## Task to carry out:
Each record must be reproduced exactly as it is shown.

[Figure content listings]
• • •
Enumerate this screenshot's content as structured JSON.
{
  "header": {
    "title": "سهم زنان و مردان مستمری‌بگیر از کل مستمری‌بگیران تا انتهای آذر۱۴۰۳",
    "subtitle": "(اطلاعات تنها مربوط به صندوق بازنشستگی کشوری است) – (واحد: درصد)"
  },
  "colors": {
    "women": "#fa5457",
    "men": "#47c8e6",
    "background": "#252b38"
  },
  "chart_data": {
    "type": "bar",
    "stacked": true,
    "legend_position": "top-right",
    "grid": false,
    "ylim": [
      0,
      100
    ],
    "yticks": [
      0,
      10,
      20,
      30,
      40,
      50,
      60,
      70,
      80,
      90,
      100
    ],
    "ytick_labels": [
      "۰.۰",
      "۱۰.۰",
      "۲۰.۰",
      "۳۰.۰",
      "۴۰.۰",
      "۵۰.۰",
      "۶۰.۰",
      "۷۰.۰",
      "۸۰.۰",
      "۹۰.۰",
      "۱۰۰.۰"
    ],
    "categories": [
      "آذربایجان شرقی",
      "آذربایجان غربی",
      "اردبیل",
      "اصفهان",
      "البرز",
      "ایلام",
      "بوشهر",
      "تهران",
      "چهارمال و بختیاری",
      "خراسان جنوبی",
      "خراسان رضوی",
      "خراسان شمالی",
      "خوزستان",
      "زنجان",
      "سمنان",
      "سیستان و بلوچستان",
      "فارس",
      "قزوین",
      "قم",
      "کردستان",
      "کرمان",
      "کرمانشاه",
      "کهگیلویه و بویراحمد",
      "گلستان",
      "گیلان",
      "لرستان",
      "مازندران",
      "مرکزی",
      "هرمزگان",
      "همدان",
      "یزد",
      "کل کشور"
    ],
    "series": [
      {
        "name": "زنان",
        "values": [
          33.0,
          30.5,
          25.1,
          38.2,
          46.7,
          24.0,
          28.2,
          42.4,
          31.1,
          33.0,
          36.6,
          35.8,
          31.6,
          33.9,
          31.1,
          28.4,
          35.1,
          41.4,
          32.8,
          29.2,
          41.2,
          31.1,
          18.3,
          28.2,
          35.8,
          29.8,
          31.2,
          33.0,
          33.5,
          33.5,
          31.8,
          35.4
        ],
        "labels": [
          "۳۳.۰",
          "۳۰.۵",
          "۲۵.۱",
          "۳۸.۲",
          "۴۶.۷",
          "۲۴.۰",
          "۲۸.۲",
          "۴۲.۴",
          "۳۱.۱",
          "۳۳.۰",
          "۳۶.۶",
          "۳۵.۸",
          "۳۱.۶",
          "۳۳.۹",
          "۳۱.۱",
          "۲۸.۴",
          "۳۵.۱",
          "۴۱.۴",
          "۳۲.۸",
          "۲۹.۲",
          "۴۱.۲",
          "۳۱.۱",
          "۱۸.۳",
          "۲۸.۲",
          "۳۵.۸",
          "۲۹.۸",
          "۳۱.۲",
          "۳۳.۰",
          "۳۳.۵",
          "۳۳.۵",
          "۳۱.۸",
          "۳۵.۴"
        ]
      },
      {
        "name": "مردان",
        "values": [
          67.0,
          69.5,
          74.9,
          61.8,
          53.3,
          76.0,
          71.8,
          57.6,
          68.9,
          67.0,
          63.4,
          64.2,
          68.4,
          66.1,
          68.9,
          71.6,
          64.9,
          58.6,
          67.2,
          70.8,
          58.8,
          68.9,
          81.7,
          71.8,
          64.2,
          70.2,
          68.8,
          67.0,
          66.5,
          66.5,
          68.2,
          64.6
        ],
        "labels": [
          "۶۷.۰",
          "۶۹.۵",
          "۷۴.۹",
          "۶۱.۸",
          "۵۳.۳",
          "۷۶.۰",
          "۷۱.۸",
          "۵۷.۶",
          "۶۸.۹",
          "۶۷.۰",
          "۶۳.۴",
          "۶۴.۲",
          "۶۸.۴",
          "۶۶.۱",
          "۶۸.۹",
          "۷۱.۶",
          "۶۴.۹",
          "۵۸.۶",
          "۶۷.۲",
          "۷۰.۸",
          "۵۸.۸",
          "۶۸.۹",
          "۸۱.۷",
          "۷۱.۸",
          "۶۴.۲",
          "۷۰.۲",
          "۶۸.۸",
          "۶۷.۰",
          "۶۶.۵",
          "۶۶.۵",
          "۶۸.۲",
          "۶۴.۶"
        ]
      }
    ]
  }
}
• • •
## Complete answer:
Enumerate this screenshot's content as structured JSON.
{
  "header": {
    "title": "سهم زنان و مردان مستمری‌بگیر از کل مستمری‌بگیران تا انتهای آذر۱۴۰۳",
    "subtitle": "(اطلاعات تنها مربوط به صندوق بازنشستگی کشوری است) – (واحد: درصد)"
  },
  "colors": {
    "women": "#fa5457",
    "men": "#47c8e6",
    "background": "#252b38"
  },
  "chart_data": {
    "type": "bar",
    "stacked": true,
    "legend_position": "top-right",
    "grid": false,
    "ylim": [
      0,
      100
    ],
    "yticks": [
      0,
      10,
      20,
      30,
      40,
      50,
      60,
      70,
      80,
      90,
      100
    ],
    "ytick_labels": [
      "۰.۰",
      "۱۰.۰",
      "۲۰.۰",
      "۳۰.۰",
      "۴۰.۰",
      "۵۰.۰",
      "۶۰.۰",
      "۷۰.۰",
      "۸۰.۰",
      "۹۰.۰",
      "۱۰۰.۰"
    ],
    "categories": [
      "آذربایجان شرقی",
      "آذربایجان غربی",
      "اردبیل",
      "اصفهان",
      "البرز",
      "ایلام",
      "بوشهر",
      "تهران",
      "چهارمال و بختیاری",
      "خراسان جنوبی",
      "خراسان رضوی",
      "خراسان شمالی",
      "خوزستان",
      "زنجان",
      "سمنان",
      "سیستان و بلوچستان",
      "فارس",
      "قزوین",
      "قم",
      "کردستان",
      "کرمان",
      "کرمانشاه",
      "کهگیلویه و بویراحمد",
      "گلستان",
      "گیلان",
      "لرستان",
      "مازندران",
      "مرکزی",
      "هرمزگان",
      "همدان",
      "یزد",
      "کل کشور"
    ],
    "series": [
      {
        "name": "زنان",
        "values": [
          33.0,
          30.5,
          25.1,
          38.2,
          46.7,
          24.0,
          28.2,
          42.4,
          31.1,
          33.0,
          36.6,
          35.8,
          31.6,
          33.9,
          31.1,
          28.4,
          35.1,
          41.4,
          32.8,
          29.2,
          41.2,
          31.1,
          18.3,
          28.2,
          35.8,
          29.8,
          31.2,
          33.0,
          33.5,
          33.5,
          31.8,
          35.4
        ],
        "labels": [
          "۳۳.۰",
          "۳۰.۵",
          "۲۵.۱",
          "۳۸.۲",
          "۴۶.۷",
          "۲۴.۰",
          "۲۸.۲",
          "۴۲.۴",
          "۳۱.۱",
          "۳۳.۰",
          "۳۶.۶",
          "۳۵.۸",
          "۳۱.۶",
          "۳۳.۹",
          "۳۱.۱",
          "۲۸.۴",
          "۳۵.۱",
          "۴۱.۴",
          "۳۲.۸",
          "۲۹.۲",
          "۴۱.۲",
          "۳۱.۱",
          "۱۸.۳",
          "۲۸.۲",
          "۳۵.۸",
          "۲۹.۸",
          "۳۱.۲",
          "۳۳.۰",
          "۳۳.۵",
          "۳۳.۵",
          "۳۱.۸",
          "۳۵.۴"
        ]
      },
      {
        "name": "مردان",
        "values": [
          67.0,
          69.5,
          74.9,
          61.8,
          53.3,
          76.0,
          71.8,
          57.6,
          68.9,
          67.0,
          63.4,
          64.2,
          68.4,
          66.1,
          68.9,
          71.6,
          64.9,
          58.6,
          67.2,
          70.8,
          58.8,
          68.9,
          81.7,
          71.8,
          64.2,
          70.2,
          68.8,
          67.0,
          66.5,
          66.5,
          68.2,
          64.6
        ],
        "labels": [
          "۶۷.۰",
          "۶۹.۵",
          "۷۴.۹",
          "۶۱.۸",
          "۵۳.۳",
          "۷۶.۰",
          "۷۱.۸",
          "۵۷.۶",
          "۶۸.۹",
          "۶۷.۰",
          "۶۳.۴",
          "۶۴.۲",
          "۶۸.۴",
          "۶۶.۱",
          "۶۸.۹",
          "۷۱.۶",
          "۶۴.۹",
          "۵۸.۶",
          "۶۷.۲",
          "۷۰.۸",
          "۵۸.۸",
          "۶۸.۹",
          "۸۱.۷",
          "۷۱.۸",
          "۶۴.۲",
          "۷۰.۲",
          "۶۸.۸",
          "۶۷.۰",
          "۶۶.۵",
          "۶۶.۵",
          "۶۸.۲",
          "۶۴.۶"
        ]
      }
    ]
  }
}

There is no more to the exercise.